Dataset records -
※

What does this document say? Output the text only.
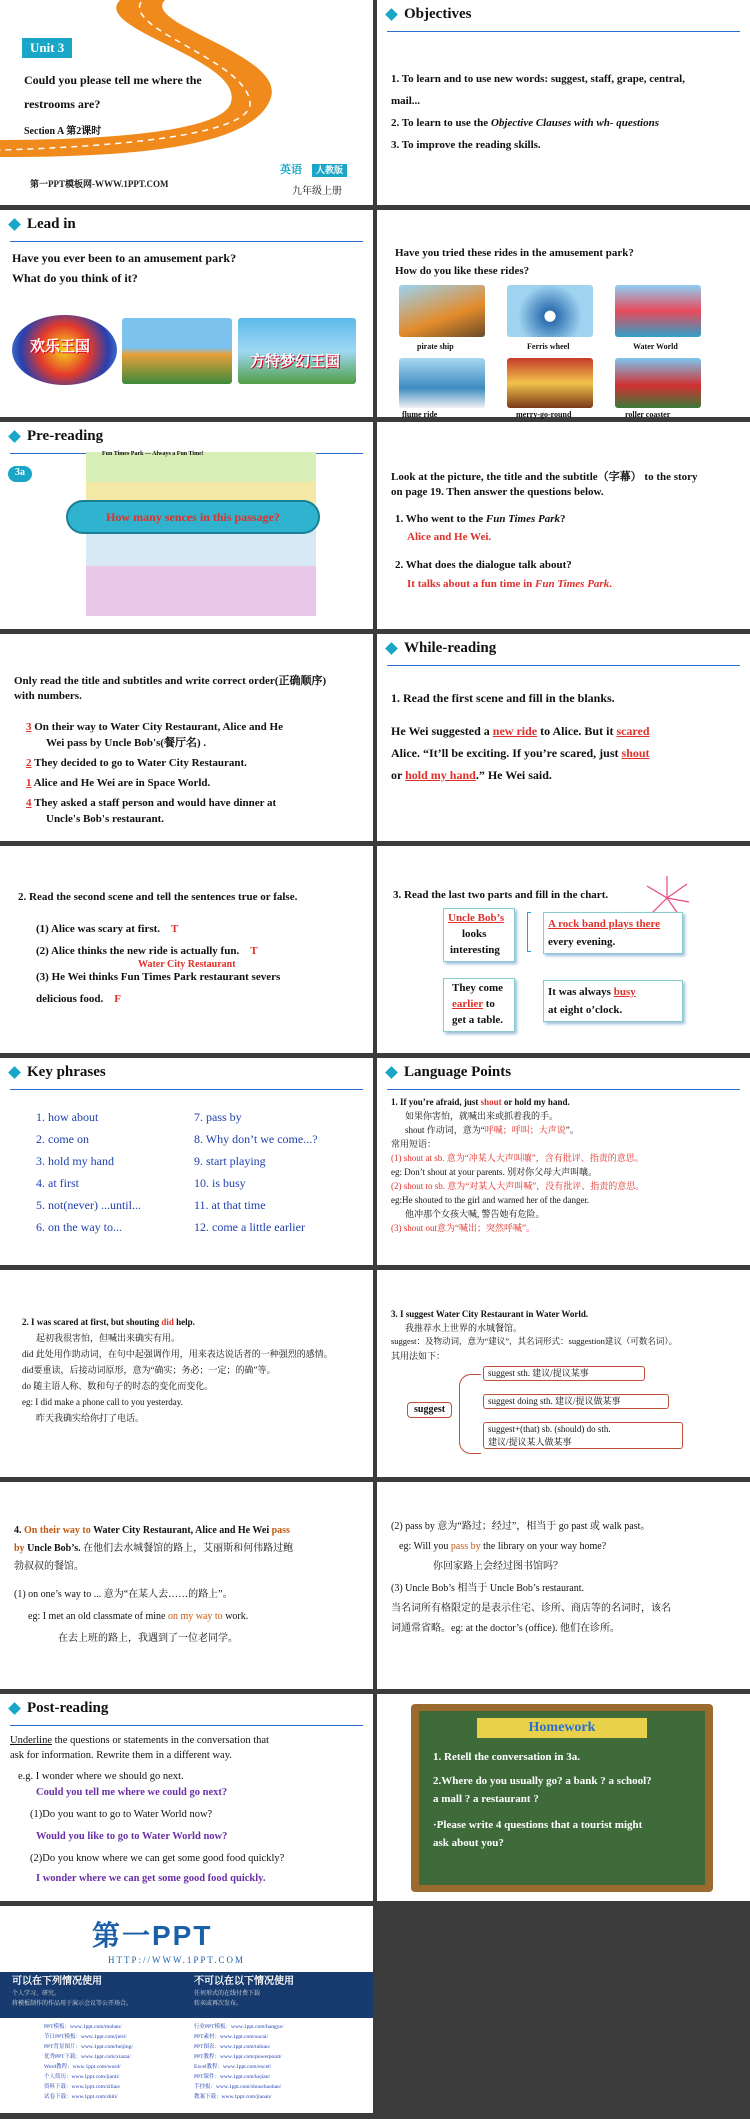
Unit 3
Could you please tell me where the
restrooms are?
Section A 第2课时
第一PPT模板网-WWW.1PPT.COM
英语	人教版
九年级上册
Objectives
1. To learn and to use new words: suggest, staff, grape, central,
mail...
2. To learn to use the Objective Clauses with wh- questions
3. To improve the reading skills.
Lead in
Have you ever been to an amusement park?
What do you think of it?
欢乐王国
方特梦幻王国
Have you tried these rides in the amusement park?
How do you like these rides?
pirate ship	Ferris wheel	Water World
flume ride	merry-go-round	roller coaster
Pre-reading
3a
Fun Times Park — Always a Fun Time!
How many sences in this passage?
Look at the picture, the title and the subtitle（字幕） to the story
on page 19. Then answer the questions below.
1. Who went to the Fun Times Park?
Alice and He Wei.
2. What does the dialogue talk about?
It talks about a fun time in Fun Times Park.
Only read the title and subtitles and write correct order(正确顺序)
with numbers.
3 On their way to Water City Restaurant, Alice and He
Wei pass by Uncle Bob's(餐厅名) .
2 They decided to go to Water City Restaurant.
1 Alice and He Wei are in Space World.
4 They asked a staff person and would have dinner at
Uncle's Bob's restaurant.
While-reading
1. Read the first scene and fill in the blanks.
He Wei suggested a new ride to Alice. But it scared
Alice. “It’ll be exciting. If you’re scared, just shout
or hold my hand.” He Wei said.
2. Read the second scene and tell the sentences true or false.
(1) Alice was scary at first. T
(2) Alice thinks the new ride is actually fun. T
Water City Restaurant
(3) He Wei thinks Fun Times Park restaurant severs
delicious food. F
3. Read the last two parts and fill in the chart.
Uncle Bob’s
looks
interesting
A rock band plays there
every evening.
They come
earlier to
get a table.
It was always busy
at eight o’clock.
Key phrases
1. how about
2. come on
3. hold my hand
4. at first
5. not(never) ...until...
6. on the way to...
7. pass by
8. Why don’t we come...?
9. start playing
10. is busy
11. at that time
12. come a little earlier
Language Points
1. If you’re afraid, just shout or hold my hand.
如果你害怕，就喊出来或抓着我的手。
shout 作动词，意为“呼喊；呼叫；大声说”。
常用短语：
(1) shout at sb. 意为“冲某人大声叫嚷”，含有批评、指责的意思。
eg: Don’t shout at your parents. 别对你父母大声叫嚷。
(2) shout to sb. 意为“对某人大声叫喊”，没有批评、指责的意思。
eg:He shouted to the girl and warned her of the danger.
他冲那个女孩大喊, 警告她有危险。
(3) shout out意为“喊出；突然呼喊”。
2. I was scared at first, but shouting did help.
起初我很害怕，但喊出来确实有用。
did 此处用作助动词，在句中起强调作用，用来表达说话者的一种强烈的感情。
did要重读，后接动词原形，意为“确实；务必；一定；的确”等。
do 随主语人称、数和句子的时态的变化而变化。
eg: I did make a phone call to you yesterday.
昨天我确实给你打了电话。
3. I suggest Water City Restaurant in Water World.
我推荐水上世界的水城餐馆。
suggest：及物动词，意为“建议”，其名词形式：suggestion建议（可数名词）。
其用法如下：
suggest
suggest sth. 建议/提议某事
suggest doing sth. 建议/提议做某事
suggest+(that) sb. (should) do sth.
建议/提议某人做某事
4. On their way to Water City Restaurant, Alice and He Wei pass
by Uncle Bob’s. 在他们去水城餐馆的路上，艾丽斯和何伟路过鲍
勃叔叔的餐馆。
(1) on one’s way to ... 意为“在某人去……的路上”。
eg: I met an old classmate of mine on my way to work.
在去上班的路上，我遇到了一位老同学。
(2) pass by 意为“路过；经过”，相当于 go past 或 walk past。
eg: Will you pass by the library on your way home?
你回家路上会经过图书馆吗？
(3) Uncle Bob’s 相当于 Uncle Bob’s restaurant.
当名词所有格限定的是表示住宅、诊所、商店等的名词时，该名
词通常省略。eg: at the doctor’s (office). 他们在诊所。
Post-reading
Underline the questions or statements in the conversation that
ask for information. Rewrite them in a different way.
e.g. I wonder where we should go next.
Could you tell me where we could go next?
(1)Do you want to go to Water World now?
Would you like to go to Water World now?
(2)Do you know where we can get some good food quickly?
I wonder where we can get some good food quickly.
Homework
1. Retell the conversation in 3a.
2.Where do you usually go? a bank ? a school?
a mall ? a restaurant ?
·Please write 4 questions that a tourist might
ask about you?
第一PPT
HTTP://WWW.1PPT.COM
可以在下列情况使用
个人学习、研究。
将模板制作的作品用于演示会议等公开场合。
不可以在以下情况使用
任何形式的在线付费下载
转卖或再次发布。
PPT模板：www.1ppt.com/moban/
节日PPT模板：www.1ppt.com/jieri/
PPT背景图片：www.1ppt.com/beijing/
优秀PPT下载：www.1ppt.com/xiazai/
Word教程：www.1ppt.com/word/
个人简历：www.1ppt.com/jianli/
资料下载：www.1ppt.com/ziliao/
试卷下载：www.1ppt.com/shiti/
行业PPT模板：www.1ppt.com/hangye/
PPT素材：www.1ppt.com/sucai/
PPT图表：www.1ppt.com/tubiao/
PPT教程：www.1ppt.com/powerpoint/
Excel教程：www.1ppt.com/excel/
PPT课件：www.1ppt.com/kejian/
手抄报：www.1ppt.com/shouchaobao/
教案下载：www.1ppt.com/jiaoan/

※

Given exercise -
How many lines of these entries contain "this"? Answer with the number and nothing else.

Task response -
2